• WHAT THE TASK ASKS: From the listing below, pull out the lines that hold "Apertura".

"""

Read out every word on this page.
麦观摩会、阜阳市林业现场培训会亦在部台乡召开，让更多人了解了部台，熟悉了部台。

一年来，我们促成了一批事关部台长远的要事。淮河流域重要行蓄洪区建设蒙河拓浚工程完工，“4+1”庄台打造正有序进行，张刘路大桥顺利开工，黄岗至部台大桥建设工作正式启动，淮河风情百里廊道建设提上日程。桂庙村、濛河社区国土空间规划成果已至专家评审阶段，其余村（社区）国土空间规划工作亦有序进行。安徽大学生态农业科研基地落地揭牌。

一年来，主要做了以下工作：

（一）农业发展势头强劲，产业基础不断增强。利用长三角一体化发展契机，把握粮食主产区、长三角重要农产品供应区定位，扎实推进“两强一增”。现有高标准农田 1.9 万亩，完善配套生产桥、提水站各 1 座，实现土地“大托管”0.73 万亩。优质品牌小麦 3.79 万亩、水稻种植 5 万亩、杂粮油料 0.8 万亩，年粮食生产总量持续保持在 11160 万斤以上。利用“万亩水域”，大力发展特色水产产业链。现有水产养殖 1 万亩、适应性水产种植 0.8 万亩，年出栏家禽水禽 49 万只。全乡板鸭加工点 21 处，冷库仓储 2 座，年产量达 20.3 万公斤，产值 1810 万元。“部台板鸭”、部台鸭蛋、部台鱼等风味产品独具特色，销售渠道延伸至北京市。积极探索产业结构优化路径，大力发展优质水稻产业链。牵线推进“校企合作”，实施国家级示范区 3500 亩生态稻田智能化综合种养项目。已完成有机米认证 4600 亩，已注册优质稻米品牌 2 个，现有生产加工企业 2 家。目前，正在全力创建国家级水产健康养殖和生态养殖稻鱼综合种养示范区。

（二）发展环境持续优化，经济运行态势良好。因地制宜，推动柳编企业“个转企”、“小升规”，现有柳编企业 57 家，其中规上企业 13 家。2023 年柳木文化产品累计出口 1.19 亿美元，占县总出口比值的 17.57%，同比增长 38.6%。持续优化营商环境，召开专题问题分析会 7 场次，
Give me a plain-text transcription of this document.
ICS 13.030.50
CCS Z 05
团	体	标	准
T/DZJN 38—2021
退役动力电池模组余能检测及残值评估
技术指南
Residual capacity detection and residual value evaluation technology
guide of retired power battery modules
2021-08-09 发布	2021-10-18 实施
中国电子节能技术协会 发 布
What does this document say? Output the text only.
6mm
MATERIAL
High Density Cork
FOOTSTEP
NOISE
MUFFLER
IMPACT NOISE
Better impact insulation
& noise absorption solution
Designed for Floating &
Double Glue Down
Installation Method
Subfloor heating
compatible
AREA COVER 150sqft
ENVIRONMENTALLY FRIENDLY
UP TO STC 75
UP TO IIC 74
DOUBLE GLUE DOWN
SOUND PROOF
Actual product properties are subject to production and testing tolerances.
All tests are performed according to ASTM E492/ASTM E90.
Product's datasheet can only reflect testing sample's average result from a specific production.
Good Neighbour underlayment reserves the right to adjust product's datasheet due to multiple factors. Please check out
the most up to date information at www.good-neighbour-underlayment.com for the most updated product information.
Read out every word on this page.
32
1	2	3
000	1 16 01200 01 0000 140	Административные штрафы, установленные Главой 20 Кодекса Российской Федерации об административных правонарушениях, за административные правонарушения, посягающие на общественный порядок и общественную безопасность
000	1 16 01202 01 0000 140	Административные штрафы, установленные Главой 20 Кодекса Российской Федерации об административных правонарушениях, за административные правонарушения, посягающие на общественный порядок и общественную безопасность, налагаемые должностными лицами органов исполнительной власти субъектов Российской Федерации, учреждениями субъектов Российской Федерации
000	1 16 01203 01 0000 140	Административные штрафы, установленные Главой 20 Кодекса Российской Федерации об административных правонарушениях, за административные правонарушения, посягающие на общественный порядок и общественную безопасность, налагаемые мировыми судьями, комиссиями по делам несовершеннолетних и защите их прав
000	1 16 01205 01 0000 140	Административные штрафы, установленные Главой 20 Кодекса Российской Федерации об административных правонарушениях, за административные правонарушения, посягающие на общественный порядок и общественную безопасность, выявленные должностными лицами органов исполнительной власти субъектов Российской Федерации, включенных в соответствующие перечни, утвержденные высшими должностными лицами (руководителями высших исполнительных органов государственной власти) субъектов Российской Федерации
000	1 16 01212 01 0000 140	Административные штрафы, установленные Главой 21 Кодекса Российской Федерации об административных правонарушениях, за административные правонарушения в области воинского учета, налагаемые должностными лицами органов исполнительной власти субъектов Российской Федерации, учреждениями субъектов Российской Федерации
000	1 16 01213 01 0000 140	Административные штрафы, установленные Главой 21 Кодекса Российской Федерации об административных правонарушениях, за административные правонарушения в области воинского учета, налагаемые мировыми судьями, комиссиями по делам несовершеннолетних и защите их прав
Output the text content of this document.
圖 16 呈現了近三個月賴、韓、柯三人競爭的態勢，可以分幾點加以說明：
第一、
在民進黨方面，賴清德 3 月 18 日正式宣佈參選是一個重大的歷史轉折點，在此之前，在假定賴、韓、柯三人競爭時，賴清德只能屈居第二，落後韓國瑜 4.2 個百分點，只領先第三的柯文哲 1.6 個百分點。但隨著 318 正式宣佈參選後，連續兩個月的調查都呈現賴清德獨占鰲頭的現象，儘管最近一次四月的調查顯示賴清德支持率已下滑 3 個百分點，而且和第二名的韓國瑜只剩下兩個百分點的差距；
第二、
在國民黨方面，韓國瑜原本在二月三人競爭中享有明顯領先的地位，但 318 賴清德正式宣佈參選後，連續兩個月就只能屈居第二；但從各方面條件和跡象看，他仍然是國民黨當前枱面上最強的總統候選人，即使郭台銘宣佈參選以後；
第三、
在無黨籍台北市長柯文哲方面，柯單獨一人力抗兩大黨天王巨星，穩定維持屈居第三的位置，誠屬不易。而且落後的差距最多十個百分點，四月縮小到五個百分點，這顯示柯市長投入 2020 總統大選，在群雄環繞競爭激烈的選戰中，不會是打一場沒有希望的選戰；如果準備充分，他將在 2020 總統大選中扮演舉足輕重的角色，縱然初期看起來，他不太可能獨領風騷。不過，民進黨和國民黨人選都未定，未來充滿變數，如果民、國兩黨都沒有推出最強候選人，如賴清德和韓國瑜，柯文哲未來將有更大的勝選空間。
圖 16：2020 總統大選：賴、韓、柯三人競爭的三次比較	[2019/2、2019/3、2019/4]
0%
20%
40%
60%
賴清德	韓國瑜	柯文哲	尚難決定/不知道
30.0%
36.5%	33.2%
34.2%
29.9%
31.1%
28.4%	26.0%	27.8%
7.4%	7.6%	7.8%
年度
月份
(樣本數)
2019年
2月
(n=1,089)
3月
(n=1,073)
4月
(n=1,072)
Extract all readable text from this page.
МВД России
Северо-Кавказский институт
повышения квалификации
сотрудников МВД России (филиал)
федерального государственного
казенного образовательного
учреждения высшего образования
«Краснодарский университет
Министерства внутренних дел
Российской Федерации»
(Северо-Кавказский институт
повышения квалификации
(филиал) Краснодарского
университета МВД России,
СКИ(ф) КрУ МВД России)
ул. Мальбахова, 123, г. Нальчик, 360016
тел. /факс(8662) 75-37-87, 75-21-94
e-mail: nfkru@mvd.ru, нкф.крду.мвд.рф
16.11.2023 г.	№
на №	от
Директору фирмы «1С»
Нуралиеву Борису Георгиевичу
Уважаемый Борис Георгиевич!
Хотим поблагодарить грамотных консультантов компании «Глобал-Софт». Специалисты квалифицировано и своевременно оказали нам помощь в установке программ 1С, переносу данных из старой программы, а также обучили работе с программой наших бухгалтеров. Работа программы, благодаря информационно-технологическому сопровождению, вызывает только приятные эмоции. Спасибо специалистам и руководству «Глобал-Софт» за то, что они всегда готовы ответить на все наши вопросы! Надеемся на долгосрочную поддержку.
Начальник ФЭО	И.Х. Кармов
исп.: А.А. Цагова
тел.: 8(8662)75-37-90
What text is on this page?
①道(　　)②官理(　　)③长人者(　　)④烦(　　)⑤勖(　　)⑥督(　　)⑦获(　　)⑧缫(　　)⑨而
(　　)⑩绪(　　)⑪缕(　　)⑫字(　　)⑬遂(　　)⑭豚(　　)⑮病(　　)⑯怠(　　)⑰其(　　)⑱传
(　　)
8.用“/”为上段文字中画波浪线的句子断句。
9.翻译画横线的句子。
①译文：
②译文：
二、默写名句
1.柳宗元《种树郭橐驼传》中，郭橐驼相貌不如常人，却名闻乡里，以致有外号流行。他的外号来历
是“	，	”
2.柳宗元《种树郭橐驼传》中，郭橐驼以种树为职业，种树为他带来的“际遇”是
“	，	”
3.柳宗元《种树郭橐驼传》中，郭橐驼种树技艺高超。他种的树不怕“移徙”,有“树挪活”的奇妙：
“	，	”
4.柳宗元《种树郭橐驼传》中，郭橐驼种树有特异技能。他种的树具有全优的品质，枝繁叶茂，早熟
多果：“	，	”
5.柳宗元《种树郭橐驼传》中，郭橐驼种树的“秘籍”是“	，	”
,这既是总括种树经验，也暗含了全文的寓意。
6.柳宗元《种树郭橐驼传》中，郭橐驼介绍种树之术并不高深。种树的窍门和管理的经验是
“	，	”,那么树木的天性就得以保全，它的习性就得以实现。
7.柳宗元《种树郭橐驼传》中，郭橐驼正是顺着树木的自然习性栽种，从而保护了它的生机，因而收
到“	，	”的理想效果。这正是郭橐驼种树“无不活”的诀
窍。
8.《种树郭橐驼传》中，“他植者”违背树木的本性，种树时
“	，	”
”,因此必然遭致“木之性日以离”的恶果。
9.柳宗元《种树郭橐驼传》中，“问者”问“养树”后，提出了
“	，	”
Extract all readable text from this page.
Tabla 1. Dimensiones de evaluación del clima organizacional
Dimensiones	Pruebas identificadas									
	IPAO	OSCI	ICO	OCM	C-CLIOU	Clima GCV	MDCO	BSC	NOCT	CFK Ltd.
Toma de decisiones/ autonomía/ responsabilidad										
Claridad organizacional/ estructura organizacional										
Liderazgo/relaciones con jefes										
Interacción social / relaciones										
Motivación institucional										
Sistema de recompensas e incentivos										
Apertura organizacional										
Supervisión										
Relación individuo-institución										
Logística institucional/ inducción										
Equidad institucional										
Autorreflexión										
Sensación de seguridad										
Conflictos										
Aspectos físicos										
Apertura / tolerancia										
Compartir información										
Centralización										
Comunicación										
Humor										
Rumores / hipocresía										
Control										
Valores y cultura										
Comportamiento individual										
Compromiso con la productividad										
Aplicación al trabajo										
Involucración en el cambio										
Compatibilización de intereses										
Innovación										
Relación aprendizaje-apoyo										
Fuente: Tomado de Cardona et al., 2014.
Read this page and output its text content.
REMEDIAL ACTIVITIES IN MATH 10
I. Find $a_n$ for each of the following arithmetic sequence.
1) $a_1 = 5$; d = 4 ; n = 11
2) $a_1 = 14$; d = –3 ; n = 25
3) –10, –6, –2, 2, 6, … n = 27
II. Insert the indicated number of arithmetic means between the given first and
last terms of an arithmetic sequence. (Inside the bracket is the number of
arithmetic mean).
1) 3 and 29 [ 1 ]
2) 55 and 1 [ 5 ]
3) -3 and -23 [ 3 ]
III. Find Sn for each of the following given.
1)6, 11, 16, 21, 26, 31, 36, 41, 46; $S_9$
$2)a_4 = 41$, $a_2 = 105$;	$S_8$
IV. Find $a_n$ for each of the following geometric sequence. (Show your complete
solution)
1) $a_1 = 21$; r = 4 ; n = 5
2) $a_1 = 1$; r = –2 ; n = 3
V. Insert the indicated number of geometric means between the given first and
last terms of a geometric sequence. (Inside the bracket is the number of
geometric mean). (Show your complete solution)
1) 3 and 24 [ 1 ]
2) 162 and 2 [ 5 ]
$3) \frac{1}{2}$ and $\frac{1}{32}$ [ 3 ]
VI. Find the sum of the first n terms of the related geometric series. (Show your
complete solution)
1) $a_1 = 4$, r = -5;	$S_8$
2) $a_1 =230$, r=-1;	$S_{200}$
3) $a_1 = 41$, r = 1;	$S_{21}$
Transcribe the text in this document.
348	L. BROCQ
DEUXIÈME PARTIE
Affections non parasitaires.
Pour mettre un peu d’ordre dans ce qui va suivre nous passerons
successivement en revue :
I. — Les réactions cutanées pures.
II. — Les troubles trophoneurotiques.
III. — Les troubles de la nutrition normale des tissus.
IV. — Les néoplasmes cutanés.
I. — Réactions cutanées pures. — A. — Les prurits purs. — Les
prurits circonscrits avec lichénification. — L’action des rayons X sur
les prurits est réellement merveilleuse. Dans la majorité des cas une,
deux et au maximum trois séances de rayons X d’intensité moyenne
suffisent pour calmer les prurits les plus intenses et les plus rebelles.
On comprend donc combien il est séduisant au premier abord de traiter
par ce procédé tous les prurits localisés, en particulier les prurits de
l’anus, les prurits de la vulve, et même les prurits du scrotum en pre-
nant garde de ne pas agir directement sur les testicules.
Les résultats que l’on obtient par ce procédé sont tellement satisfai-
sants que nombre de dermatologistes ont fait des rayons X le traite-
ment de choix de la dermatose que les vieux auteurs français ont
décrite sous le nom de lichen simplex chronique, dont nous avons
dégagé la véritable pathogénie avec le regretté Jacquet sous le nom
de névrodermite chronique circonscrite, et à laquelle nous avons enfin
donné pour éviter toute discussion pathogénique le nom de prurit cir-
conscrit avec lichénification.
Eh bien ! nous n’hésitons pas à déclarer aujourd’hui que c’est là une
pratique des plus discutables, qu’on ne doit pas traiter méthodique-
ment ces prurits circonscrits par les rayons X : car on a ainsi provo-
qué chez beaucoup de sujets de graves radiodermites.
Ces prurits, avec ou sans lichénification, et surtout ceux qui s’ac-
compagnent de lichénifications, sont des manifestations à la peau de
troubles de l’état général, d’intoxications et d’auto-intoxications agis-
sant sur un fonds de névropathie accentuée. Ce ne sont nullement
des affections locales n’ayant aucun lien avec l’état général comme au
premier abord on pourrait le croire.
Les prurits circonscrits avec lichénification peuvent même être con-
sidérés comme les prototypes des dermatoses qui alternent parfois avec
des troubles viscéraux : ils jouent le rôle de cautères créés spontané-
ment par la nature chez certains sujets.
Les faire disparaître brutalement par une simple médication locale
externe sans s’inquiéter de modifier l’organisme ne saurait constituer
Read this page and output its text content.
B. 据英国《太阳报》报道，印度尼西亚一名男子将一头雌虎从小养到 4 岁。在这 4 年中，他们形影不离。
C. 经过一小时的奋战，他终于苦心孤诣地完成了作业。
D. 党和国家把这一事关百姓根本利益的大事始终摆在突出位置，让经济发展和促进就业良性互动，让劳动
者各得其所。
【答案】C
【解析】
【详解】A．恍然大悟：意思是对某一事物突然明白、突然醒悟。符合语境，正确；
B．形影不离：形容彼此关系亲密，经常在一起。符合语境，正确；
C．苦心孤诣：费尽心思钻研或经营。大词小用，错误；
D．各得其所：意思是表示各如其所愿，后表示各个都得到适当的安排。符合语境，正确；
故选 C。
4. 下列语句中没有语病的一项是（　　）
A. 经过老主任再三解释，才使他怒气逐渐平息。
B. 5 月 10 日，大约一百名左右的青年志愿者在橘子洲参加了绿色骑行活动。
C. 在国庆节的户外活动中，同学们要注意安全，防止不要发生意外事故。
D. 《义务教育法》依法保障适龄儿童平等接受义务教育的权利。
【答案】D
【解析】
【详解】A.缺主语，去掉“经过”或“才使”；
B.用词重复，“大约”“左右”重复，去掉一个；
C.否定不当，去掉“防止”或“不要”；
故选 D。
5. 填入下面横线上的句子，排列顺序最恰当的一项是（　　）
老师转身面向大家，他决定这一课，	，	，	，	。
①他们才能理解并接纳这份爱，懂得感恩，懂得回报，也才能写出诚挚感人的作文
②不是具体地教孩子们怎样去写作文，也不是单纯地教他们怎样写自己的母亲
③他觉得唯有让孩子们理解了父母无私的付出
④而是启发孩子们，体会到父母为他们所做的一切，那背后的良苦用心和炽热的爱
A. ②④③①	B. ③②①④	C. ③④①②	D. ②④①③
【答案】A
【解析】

"""

• ANSWER FOR THIS EXERCISE:
Apertura organizacional										
Apertura / tolerancia										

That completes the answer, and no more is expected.